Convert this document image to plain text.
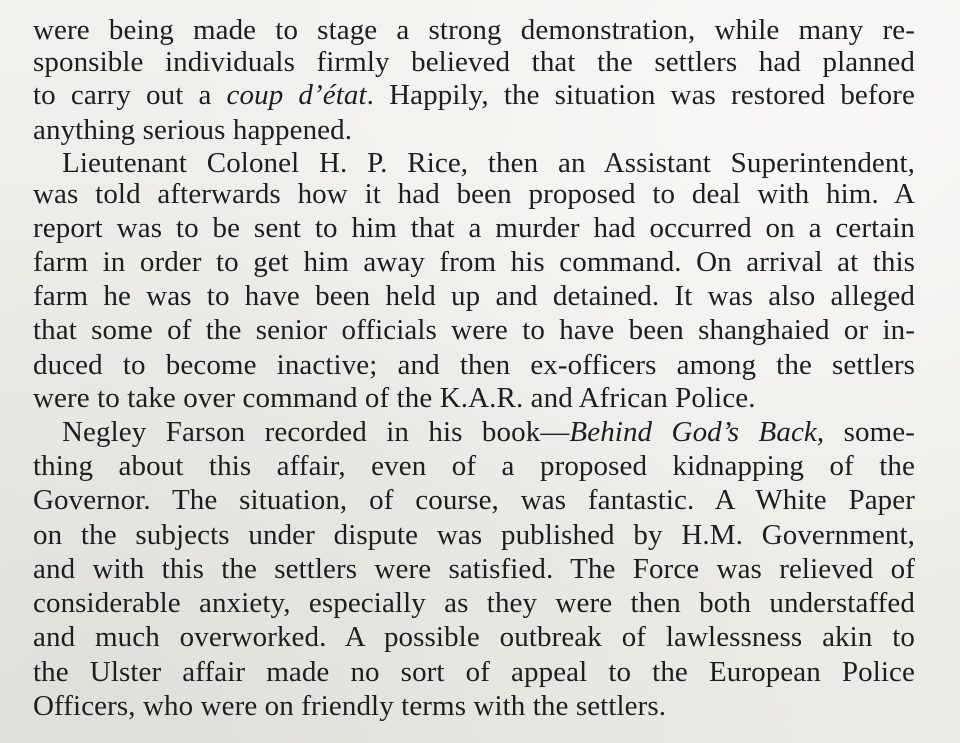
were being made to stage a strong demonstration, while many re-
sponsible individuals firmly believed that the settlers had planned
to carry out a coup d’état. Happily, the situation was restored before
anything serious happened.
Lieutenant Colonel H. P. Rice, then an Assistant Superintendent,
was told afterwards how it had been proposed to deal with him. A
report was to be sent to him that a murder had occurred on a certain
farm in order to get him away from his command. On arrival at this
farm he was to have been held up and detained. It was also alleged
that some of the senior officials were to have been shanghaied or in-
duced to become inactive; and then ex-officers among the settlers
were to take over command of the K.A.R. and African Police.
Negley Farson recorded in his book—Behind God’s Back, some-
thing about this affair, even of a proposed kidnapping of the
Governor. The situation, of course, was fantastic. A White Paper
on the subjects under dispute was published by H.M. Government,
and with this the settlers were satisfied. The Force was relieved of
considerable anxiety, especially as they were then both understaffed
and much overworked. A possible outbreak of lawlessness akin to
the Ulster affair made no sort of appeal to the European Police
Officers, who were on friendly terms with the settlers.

* * *

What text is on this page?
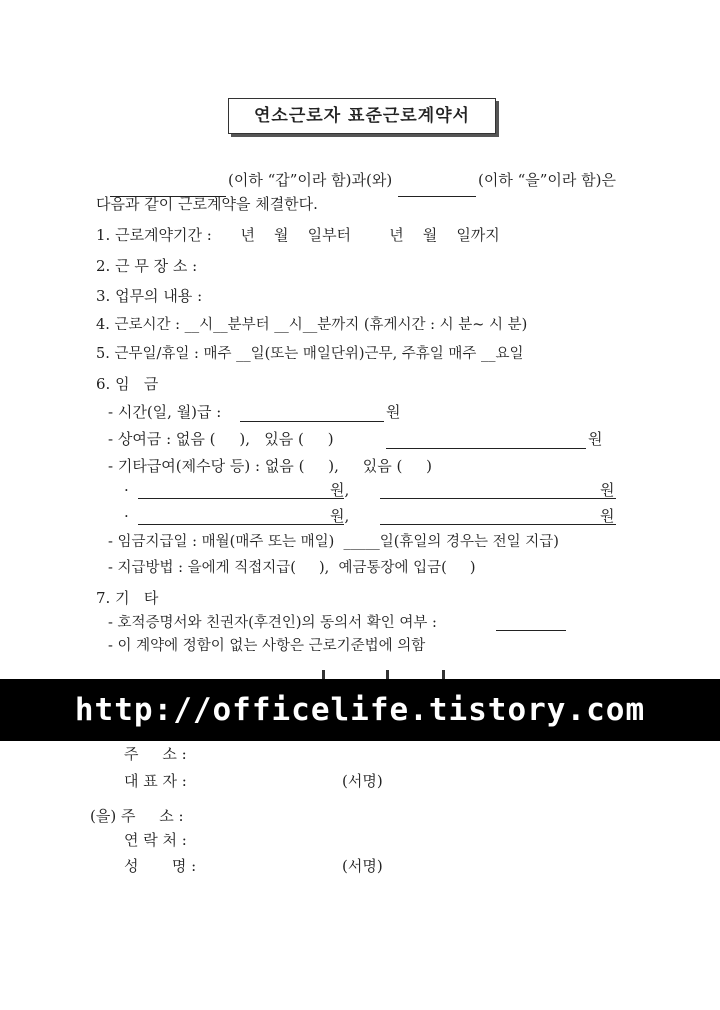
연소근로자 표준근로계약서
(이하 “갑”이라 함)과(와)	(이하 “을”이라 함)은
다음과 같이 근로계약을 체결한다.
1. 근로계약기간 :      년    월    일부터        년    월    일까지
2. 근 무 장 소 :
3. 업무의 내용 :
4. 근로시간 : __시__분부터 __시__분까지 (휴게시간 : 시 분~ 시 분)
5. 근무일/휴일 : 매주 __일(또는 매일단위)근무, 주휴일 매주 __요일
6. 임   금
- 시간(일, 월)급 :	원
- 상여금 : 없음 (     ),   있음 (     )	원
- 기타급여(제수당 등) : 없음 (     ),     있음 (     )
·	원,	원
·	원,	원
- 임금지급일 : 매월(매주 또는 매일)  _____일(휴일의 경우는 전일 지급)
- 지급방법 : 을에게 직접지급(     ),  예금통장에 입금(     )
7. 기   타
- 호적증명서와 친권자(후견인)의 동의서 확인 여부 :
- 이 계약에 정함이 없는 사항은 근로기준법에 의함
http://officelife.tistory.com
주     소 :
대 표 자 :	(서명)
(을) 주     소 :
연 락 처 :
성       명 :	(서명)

---

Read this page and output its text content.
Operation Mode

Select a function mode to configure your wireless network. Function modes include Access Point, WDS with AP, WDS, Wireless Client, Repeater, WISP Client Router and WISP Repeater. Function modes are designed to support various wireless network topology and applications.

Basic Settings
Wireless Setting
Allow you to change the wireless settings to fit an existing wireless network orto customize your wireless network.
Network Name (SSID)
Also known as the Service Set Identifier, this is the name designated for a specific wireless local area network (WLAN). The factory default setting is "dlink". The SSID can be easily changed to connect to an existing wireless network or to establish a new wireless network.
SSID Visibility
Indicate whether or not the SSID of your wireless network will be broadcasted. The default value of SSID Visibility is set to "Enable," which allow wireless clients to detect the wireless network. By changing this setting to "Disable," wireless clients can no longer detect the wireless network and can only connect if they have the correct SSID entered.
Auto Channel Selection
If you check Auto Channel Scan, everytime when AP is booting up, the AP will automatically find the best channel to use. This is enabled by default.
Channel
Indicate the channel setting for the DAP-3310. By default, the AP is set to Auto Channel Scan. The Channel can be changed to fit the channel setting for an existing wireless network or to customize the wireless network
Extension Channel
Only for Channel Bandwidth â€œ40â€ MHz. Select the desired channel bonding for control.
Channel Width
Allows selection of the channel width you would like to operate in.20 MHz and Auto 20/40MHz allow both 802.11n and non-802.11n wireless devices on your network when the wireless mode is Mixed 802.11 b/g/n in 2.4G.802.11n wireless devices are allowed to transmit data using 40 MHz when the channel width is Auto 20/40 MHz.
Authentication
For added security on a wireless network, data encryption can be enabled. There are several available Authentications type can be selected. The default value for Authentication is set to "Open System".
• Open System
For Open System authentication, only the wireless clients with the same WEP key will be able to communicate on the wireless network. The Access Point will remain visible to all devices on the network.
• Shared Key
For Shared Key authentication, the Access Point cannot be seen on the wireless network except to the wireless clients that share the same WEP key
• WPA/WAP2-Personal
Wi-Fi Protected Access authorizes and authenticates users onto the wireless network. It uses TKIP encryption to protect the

__WHAT IS ASKED__: Identify the lines in the entries that hold "customize" and return each one.

__RESULT OF THE TASK__:
Allow you to change the wireless settings to fit an existing wireless network orto customize your wireless network.
Indicate the channel setting for the DAP-3310. By default, the AP is set to Auto Channel Scan. The Channel can be changed to fit the channel setting for an existing wireless network or to customize the wireless network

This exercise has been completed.